--- START RECORDS TO PROCESS ---

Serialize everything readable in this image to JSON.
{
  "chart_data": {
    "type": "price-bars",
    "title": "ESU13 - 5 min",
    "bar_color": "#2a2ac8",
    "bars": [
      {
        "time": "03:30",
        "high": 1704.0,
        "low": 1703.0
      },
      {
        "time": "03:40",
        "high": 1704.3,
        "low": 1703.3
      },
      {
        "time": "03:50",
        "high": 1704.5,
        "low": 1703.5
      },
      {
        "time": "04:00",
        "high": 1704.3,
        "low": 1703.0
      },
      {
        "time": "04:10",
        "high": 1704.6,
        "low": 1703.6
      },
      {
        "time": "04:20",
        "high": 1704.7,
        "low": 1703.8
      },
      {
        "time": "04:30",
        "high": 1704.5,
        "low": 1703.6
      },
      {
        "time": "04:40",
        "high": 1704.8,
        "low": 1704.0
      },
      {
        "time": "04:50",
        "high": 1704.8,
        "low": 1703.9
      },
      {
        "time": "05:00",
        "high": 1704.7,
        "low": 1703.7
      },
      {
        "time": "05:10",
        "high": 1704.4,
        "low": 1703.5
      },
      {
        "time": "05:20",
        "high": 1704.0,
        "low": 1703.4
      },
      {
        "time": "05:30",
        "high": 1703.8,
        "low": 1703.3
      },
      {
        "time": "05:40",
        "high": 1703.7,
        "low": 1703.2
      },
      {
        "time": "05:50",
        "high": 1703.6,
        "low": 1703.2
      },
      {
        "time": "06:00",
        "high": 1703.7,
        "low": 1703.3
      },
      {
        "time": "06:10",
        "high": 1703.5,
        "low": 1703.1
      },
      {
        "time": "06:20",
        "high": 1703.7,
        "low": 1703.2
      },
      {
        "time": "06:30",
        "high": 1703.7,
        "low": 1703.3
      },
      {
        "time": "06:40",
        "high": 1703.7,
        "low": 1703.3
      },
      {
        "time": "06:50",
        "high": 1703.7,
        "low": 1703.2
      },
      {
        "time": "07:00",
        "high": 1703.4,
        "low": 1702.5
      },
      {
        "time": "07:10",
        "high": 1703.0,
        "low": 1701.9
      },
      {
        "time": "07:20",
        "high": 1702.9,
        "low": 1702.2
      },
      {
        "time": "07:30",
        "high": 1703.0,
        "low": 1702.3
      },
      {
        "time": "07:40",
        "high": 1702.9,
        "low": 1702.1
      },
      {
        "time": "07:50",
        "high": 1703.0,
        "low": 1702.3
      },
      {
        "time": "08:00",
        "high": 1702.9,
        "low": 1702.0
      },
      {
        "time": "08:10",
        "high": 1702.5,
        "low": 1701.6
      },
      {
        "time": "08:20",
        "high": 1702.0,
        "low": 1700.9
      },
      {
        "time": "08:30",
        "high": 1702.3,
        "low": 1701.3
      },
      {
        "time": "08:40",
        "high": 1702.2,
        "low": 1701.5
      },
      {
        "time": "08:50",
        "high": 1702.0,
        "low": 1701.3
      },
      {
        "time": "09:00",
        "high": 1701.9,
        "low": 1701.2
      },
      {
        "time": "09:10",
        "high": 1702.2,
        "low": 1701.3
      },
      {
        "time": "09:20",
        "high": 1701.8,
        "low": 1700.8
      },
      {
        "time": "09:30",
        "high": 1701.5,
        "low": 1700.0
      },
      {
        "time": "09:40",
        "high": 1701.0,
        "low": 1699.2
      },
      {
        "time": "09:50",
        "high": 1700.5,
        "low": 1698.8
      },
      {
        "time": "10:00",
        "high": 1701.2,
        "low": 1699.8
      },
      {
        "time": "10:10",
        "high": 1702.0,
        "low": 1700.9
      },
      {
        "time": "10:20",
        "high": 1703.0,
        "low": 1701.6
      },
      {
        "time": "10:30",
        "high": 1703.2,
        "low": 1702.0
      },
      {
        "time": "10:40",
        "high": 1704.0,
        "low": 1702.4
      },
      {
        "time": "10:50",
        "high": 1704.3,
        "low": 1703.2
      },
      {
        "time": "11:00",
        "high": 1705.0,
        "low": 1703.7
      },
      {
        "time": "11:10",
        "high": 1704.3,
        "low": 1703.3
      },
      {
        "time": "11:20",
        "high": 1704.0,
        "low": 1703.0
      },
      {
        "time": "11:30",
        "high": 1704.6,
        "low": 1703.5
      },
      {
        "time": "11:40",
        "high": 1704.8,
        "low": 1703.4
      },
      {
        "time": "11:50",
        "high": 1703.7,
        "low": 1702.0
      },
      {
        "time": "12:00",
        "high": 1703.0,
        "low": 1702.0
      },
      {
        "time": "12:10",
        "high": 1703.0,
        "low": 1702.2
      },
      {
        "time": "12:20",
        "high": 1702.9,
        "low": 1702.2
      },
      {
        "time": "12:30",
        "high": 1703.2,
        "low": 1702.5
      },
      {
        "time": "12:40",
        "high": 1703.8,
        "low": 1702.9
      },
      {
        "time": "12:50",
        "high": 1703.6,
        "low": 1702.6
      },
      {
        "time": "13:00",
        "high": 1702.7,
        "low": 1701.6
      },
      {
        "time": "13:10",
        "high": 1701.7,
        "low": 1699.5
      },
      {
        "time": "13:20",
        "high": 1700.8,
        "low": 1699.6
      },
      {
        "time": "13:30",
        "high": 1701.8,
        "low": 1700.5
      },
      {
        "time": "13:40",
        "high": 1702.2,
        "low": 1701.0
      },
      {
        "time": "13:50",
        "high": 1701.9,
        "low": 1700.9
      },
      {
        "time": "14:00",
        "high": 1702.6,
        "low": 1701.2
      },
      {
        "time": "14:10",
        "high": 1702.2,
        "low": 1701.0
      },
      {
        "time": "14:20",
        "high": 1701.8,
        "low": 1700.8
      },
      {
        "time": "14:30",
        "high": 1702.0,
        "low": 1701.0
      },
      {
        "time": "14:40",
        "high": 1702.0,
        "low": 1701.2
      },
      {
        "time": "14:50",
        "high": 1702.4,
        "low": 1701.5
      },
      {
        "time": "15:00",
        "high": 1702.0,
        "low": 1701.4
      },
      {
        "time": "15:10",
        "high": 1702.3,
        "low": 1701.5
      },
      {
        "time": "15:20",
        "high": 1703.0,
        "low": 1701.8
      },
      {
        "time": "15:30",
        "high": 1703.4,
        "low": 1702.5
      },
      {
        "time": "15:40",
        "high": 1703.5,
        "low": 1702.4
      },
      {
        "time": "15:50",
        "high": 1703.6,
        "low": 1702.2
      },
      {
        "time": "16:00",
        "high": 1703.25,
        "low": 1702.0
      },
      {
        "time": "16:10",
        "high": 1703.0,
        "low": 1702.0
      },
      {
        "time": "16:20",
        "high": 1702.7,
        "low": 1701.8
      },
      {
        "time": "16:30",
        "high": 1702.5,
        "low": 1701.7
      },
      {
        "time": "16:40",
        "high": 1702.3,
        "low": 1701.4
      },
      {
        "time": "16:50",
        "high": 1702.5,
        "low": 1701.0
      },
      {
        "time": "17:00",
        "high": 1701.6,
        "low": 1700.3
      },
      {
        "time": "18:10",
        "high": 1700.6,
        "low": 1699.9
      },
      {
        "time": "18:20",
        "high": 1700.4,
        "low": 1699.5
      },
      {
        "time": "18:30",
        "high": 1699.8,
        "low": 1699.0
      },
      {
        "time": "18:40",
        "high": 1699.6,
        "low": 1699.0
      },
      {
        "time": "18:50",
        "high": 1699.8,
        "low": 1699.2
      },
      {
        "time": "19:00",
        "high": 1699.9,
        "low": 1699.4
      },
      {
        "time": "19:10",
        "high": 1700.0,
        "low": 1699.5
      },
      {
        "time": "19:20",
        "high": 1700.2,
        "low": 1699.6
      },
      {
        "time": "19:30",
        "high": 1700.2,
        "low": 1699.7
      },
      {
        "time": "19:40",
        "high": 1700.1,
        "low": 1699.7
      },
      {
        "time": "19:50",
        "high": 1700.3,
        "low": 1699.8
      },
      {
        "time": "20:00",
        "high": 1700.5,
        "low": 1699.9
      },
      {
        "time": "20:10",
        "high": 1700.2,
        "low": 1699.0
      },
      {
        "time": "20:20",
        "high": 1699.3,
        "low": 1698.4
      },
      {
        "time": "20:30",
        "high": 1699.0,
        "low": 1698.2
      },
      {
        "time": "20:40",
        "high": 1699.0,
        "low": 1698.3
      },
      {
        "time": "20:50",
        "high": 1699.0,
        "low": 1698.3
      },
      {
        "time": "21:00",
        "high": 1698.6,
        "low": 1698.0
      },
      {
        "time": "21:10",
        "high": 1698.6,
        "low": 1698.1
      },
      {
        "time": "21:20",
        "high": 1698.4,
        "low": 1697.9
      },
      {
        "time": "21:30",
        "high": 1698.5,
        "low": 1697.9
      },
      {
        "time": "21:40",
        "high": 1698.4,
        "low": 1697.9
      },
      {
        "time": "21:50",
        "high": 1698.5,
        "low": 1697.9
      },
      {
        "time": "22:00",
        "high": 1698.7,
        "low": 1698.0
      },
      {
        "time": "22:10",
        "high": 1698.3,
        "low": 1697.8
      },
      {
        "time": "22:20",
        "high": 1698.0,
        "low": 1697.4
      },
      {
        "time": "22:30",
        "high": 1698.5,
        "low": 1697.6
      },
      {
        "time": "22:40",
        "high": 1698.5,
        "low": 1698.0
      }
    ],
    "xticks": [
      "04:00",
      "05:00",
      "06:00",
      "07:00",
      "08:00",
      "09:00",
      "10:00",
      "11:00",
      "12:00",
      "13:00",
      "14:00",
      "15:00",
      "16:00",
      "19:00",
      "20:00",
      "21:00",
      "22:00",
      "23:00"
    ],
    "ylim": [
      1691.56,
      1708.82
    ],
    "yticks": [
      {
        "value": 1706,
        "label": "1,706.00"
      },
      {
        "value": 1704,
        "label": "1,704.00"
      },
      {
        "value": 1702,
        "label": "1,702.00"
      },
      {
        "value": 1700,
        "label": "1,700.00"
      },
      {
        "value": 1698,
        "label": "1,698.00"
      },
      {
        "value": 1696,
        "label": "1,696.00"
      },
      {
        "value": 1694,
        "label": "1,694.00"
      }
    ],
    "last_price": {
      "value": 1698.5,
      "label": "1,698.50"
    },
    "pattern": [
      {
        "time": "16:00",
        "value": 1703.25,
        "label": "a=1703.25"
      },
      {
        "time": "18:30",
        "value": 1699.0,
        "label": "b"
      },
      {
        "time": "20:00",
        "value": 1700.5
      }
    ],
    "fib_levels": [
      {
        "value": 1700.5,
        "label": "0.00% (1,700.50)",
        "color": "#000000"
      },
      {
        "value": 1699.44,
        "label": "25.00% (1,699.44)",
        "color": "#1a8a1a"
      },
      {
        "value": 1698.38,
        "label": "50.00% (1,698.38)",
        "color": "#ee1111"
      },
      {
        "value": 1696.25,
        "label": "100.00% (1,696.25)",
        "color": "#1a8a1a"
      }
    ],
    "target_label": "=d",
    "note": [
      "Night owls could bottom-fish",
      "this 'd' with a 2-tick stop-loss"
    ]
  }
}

--- END RECORDS TO PROCESS ---

#### EXERCISE BRIEF:
Return only the count of lines in the records that hold the word "this".

#### TASK OUTPUT:
2